Dataset content start

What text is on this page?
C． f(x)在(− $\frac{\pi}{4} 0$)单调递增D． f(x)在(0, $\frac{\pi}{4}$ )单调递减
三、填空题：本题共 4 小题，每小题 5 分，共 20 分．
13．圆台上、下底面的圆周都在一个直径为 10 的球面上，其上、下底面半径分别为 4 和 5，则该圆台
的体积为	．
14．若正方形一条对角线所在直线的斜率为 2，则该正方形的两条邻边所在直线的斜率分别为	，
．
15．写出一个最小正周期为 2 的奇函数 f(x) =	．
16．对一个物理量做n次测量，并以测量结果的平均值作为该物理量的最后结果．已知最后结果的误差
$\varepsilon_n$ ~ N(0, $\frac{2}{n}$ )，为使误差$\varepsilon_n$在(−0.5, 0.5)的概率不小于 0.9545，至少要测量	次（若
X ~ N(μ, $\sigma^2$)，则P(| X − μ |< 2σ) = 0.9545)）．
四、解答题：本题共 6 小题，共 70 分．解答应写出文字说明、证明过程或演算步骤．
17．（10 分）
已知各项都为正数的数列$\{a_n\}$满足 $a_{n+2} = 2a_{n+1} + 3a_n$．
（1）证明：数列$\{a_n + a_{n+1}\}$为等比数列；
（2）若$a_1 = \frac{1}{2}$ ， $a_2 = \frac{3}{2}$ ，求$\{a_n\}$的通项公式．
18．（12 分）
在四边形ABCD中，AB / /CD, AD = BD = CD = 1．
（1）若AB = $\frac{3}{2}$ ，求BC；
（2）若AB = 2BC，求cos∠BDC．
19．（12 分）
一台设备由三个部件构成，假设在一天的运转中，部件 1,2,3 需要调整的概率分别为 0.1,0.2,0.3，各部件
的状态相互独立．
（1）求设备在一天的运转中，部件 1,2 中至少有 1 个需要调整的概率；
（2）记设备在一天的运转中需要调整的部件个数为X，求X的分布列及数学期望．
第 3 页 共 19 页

Dataset content end
Dataset content start

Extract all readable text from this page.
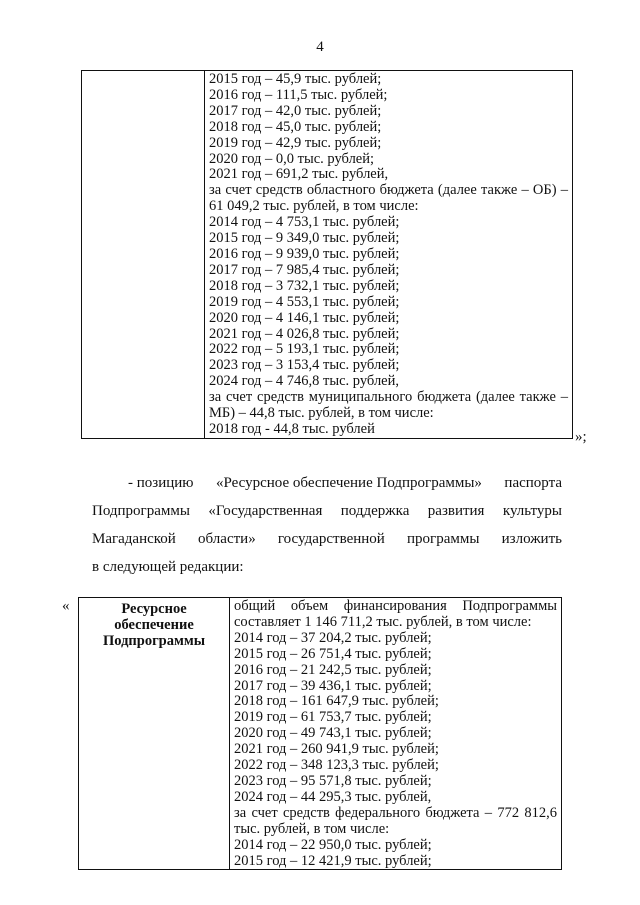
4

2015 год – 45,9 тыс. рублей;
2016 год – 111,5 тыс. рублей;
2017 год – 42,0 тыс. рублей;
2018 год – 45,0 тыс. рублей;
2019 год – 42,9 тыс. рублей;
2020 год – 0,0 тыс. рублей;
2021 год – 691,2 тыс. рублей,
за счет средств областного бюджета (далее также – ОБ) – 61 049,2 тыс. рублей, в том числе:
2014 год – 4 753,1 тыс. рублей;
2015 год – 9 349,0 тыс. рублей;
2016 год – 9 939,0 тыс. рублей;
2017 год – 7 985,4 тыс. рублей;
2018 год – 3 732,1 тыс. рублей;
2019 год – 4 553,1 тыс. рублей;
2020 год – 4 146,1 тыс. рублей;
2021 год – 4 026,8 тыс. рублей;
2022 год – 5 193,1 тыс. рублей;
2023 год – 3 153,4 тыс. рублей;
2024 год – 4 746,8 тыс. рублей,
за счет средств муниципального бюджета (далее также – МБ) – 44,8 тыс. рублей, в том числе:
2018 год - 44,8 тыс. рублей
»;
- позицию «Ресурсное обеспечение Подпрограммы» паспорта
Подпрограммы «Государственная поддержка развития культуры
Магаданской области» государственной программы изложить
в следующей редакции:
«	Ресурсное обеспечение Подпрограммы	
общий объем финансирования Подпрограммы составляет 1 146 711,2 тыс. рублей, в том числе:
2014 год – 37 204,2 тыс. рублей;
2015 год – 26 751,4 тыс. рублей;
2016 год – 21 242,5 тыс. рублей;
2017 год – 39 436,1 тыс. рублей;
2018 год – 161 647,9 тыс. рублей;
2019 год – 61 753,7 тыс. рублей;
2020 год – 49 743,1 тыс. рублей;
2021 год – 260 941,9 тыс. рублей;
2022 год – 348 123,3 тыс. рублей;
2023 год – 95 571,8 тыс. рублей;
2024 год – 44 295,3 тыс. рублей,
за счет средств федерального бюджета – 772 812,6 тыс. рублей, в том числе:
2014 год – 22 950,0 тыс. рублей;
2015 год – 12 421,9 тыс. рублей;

Dataset content end

» **Problem to work on**:
Copy each line that holds the word "this".

» **Result below**:
What text is on this page?
Extract all readable text from this page.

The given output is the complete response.